By Kathleen Berger, Executive Producer of Science & Technology
The University of Missouri School of Medicine is launching new research focused on the Delta variant and the immune response in patients who are infected.
“We want to know how long their immunity lasts, are they protected against other variants,” said Mark Daniels, PhD, associate professor of surgery and molecular microbiology and immunology. “So we’re comparing how different is the response to this virus versus the other viruses.”
As principal investigator, Daniels is starting the study with the enrollment of at least 100 participants infected by the Delta variant and any new variant the lab may identify.
“We’re working with a number of labs across Missouri to give us patient samples. Then we can do sequencing and determine whether or not they’ve been infected with the variant,” he said. “And then we’ll reach out and contact those individuals to try to recruit them.”
Daniels wants to see how the immune response differs between demographics.
“We’re going to get unvaccinated individuals, we will get breakthrough individuals. We’ll get the demographic information, health information and public health information to determine why did they end up infected now versus later and a number of other questions we’re interested in.“
The research will monitor participants’ immune response and test their antibodies against other variants. While working to identify positive Delta variant infections, it’s possible the research team can identify and study new variants that may emerge in Missouri.
This new study has some similarities to another study Daniels is leading as principal investigator. That research is on the efficacy and longevity of COVID-19 vaccines. Daniels is closely following the immune response of about 600 vaccinated and partially vaccinated study participants for a period of one year. He wants to see how long protection lasts and how vaccination immunity differs from the immunity from natural infection. Daniels is analyzing the presence of antibodies in study participants’ blood with repeat blood samples to see how the immune response changes over time. The combined studies from Daniels’ lab may provide answers to many nagging questions.
“Our biobank that we have is important in the fact that we can utilize that. We can take any pool of antibodies and test them against any pool of viruses,” Daniels explained. “ If we can see commonalities, (such as) is there a magic antibody that will treat or protect all the individuals independent of the variant from reinfection? Or can we develop a treatment that we could then provide? Is there something that is better or worse about different vaccines and their ability to protect? Is there something in the demographic of individuals? What do we really need to do? Do we need to have a booster? Do we need to design a more diverse vaccine or a better vaccine?”

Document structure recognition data

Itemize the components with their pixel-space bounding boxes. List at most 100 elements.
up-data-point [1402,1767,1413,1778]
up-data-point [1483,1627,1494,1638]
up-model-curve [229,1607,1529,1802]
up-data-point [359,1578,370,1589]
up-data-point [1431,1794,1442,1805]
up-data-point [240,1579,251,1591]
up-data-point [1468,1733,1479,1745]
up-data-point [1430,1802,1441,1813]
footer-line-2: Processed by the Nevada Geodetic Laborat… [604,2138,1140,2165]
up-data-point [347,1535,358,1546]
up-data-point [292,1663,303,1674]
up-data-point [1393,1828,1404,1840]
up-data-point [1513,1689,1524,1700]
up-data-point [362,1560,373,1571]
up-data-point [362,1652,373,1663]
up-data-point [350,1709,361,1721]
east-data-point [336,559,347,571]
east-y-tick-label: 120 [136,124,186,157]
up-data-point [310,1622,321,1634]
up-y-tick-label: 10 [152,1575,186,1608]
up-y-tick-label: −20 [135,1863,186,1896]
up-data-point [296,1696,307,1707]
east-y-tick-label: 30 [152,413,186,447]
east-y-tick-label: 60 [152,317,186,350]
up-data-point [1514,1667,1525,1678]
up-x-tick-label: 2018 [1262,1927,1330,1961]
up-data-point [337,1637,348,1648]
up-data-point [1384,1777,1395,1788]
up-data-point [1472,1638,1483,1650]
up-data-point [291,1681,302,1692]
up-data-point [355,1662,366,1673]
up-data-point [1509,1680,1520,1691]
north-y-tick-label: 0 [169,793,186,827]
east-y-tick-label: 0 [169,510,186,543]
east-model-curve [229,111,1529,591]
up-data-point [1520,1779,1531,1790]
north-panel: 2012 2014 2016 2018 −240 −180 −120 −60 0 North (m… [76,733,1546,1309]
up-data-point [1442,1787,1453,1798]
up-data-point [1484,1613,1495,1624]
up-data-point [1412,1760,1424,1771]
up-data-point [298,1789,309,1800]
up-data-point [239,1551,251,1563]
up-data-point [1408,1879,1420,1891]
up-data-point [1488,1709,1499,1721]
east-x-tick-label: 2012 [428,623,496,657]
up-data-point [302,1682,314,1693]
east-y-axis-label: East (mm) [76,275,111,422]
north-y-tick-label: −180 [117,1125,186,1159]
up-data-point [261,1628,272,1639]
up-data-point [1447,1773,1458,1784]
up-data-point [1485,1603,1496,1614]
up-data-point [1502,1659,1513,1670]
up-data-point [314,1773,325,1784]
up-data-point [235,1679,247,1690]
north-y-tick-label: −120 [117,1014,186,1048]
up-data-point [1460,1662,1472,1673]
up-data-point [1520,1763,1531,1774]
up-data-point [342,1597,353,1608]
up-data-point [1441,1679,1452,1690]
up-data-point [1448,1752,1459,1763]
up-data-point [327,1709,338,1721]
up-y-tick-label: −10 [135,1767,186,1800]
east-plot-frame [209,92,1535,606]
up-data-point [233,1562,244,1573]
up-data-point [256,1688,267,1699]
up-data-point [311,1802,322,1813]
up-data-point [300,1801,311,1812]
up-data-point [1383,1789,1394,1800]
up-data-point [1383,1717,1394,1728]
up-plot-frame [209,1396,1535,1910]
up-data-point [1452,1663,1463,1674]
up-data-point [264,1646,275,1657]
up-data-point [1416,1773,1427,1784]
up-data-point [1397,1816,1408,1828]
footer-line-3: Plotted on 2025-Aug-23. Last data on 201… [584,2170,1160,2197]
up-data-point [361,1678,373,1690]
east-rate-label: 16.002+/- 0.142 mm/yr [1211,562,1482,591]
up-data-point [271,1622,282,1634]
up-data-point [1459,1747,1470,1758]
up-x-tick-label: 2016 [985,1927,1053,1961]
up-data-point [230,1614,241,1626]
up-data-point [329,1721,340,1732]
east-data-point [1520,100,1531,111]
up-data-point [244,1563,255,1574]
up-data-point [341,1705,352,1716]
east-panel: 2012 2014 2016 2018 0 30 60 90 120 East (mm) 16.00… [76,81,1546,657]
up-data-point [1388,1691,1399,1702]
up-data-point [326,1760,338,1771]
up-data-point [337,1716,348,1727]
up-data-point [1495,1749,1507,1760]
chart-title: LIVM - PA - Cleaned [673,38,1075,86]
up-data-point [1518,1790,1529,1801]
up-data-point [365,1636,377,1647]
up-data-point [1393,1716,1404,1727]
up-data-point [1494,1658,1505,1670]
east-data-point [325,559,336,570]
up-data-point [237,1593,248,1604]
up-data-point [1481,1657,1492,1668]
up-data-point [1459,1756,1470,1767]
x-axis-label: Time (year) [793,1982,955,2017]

◆ **Exercise requirements**
1) From the Delta variant article, extract the passage between "As principal investigator, Daniels" and "differs between demographics.", inclusive, copying it word for word.
2) List the kinds of information that Daniels says the Delta variant study will collect from participants.

◆ **Per-task outputs**
1)
As principal investigator, Daniels is starting the study with the enrollment of at least 100 participants infected by the Delta variant and any new variant the lab may identify.
“We’re working with a number of labs across Missouri to give us patient samples. Then we can do sequencing and determine whether or not they’ve been infected with the variant,” he said. “And then we’ll reach out and contact those individuals to try to recruit them.”
Daniels wants to see how the immune response differs between demographics.

2)
- Demographic information
- Health information
- Public health information